**Excerpted data**
┌────────

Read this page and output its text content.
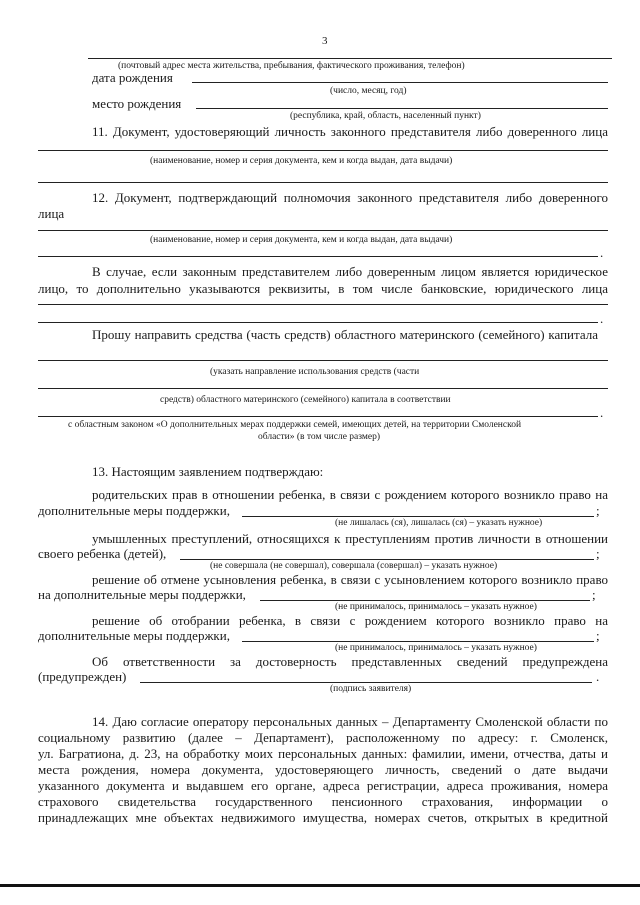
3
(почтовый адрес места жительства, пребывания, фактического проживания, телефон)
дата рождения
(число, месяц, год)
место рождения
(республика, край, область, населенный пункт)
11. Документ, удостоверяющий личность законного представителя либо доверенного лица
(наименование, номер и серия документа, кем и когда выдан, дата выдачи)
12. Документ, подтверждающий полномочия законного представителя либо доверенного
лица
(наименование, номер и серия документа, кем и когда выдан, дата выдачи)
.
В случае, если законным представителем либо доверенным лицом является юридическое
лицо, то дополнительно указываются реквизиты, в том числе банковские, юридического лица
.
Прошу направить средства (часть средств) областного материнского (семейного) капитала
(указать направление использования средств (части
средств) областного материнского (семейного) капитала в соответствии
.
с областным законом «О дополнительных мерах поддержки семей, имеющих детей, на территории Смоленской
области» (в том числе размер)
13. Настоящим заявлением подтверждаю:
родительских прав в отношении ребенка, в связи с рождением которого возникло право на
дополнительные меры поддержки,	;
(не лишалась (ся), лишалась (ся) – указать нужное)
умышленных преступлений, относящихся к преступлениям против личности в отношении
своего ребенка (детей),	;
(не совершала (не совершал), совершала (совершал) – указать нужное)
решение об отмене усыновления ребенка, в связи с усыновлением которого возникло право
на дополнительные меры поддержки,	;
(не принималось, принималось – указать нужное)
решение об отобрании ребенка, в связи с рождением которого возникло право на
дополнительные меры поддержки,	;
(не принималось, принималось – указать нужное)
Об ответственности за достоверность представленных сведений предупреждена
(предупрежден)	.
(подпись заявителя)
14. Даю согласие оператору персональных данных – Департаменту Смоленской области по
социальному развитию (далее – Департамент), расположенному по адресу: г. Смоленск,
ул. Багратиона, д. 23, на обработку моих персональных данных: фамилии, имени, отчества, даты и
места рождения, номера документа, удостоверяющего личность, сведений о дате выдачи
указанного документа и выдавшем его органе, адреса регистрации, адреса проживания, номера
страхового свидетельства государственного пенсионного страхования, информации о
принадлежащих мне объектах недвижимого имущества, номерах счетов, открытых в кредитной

└────────

**Task brief**
Do not include images; quote all of the entries above exactly.

**Response for this exercise**
Read this page and output its text content.
3
(почтовый адрес места жительства, пребывания, фактического проживания, телефон)
дата рождения
(число, месяц, год)
место рождения
(республика, край, область, населенный пункт)
11. Документ, удостоверяющий личность законного представителя либо доверенного лица
(наименование, номер и серия документа, кем и когда выдан, дата выдачи)
12. Документ, подтверждающий полномочия законного представителя либо доверенного
лица
(наименование, номер и серия документа, кем и когда выдан, дата выдачи)
.
В случае, если законным представителем либо доверенным лицом является юридическое
лицо, то дополнительно указываются реквизиты, в том числе банковские, юридического лица
.
Прошу направить средства (часть средств) областного материнского (семейного) капитала
(указать направление использования средств (части
средств) областного материнского (семейного) капитала в соответствии
.
с областным законом «О дополнительных мерах поддержки семей, имеющих детей, на территории Смоленской
области» (в том числе размер)
13. Настоящим заявлением подтверждаю:
родительских прав в отношении ребенка, в связи с рождением которого возникло право на
дополнительные меры поддержки,	;
(не лишалась (ся), лишалась (ся) – указать нужное)
умышленных преступлений, относящихся к преступлениям против личности в отношении
своего ребенка (детей),	;
(не совершала (не совершал), совершала (совершал) – указать нужное)
решение об отмене усыновления ребенка, в связи с усыновлением которого возникло право
на дополнительные меры поддержки,	;
(не принималось, принималось – указать нужное)
решение об отобрании ребенка, в связи с рождением которого возникло право на
дополнительные меры поддержки,	;
(не принималось, принималось – указать нужное)
Об ответственности за достоверность представленных сведений предупреждена
(предупрежден)	.
(подпись заявителя)
14. Даю согласие оператору персональных данных – Департаменту Смоленской области по
социальному развитию (далее – Департамент), расположенному по адресу: г. Смоленск,
ул. Багратиона, д. 23, на обработку моих персональных данных: фамилии, имени, отчества, даты и
места рождения, номера документа, удостоверяющего личность, сведений о дате выдачи
указанного документа и выдавшем его органе, адреса регистрации, адреса проживания, номера
страхового свидетельства государственного пенсионного страхования, информации о
принадлежащих мне объектах недвижимого имущества, номерах счетов, открытых в кредитной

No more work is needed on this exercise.